DATA FOR THE TASK:
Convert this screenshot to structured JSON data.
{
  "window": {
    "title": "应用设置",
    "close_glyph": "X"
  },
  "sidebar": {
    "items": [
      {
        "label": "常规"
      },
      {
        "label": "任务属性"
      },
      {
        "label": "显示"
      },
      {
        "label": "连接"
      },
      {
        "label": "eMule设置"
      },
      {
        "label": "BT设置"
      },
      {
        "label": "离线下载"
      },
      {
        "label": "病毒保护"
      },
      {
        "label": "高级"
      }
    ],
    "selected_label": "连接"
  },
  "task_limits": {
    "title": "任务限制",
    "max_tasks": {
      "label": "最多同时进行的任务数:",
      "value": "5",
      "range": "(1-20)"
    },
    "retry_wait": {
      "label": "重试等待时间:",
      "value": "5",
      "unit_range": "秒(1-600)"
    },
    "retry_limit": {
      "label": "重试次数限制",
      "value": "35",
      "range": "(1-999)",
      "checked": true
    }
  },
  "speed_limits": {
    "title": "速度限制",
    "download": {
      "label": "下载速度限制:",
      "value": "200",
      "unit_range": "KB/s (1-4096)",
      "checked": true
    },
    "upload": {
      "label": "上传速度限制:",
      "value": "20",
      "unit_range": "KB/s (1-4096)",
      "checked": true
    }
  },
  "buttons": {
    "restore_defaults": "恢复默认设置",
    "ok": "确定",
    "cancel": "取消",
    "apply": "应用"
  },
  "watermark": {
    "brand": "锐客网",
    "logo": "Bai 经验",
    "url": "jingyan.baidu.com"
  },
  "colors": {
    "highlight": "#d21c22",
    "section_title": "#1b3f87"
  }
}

AIM: Print all of the data exactly as it was given.

COMPLETE RESPONSE:
Convert this screenshot to structured JSON data.
{
  "window": {
    "title": "应用设置",
    "close_glyph": "X"
  },
  "sidebar": {
    "items": [
      {
        "label": "常规"
      },
      {
        "label": "任务属性"
      },
      {
        "label": "显示"
      },
      {
        "label": "连接"
      },
      {
        "label": "eMule设置"
      },
      {
        "label": "BT设置"
      },
      {
        "label": "离线下载"
      },
      {
        "label": "病毒保护"
      },
      {
        "label": "高级"
      }
    ],
    "selected_label": "连接"
  },
  "task_limits": {
    "title": "任务限制",
    "max_tasks": {
      "label": "最多同时进行的任务数:",
      "value": "5",
      "range": "(1-20)"
    },
    "retry_wait": {
      "label": "重试等待时间:",
      "value": "5",
      "unit_range": "秒(1-600)"
    },
    "retry_limit": {
      "label": "重试次数限制",
      "value": "35",
      "range": "(1-999)",
      "checked": true
    }
  },
  "speed_limits": {
    "title": "速度限制",
    "download": {
      "label": "下载速度限制:",
      "value": "200",
      "unit_range": "KB/s (1-4096)",
      "checked": true
    },
    "upload": {
      "label": "上传速度限制:",
      "value": "20",
      "unit_range": "KB/s (1-4096)",
      "checked": true
    }
  },
  "buttons": {
    "restore_defaults": "恢复默认设置",
    "ok": "确定",
    "cancel": "取消",
    "apply": "应用"
  },
  "watermark": {
    "brand": "锐客网",
    "logo": "Bai 经验",
    "url": "jingyan.baidu.com"
  },
  "colors": {
    "highlight": "#d21c22",
    "section_title": "#1b3f87"
  }
}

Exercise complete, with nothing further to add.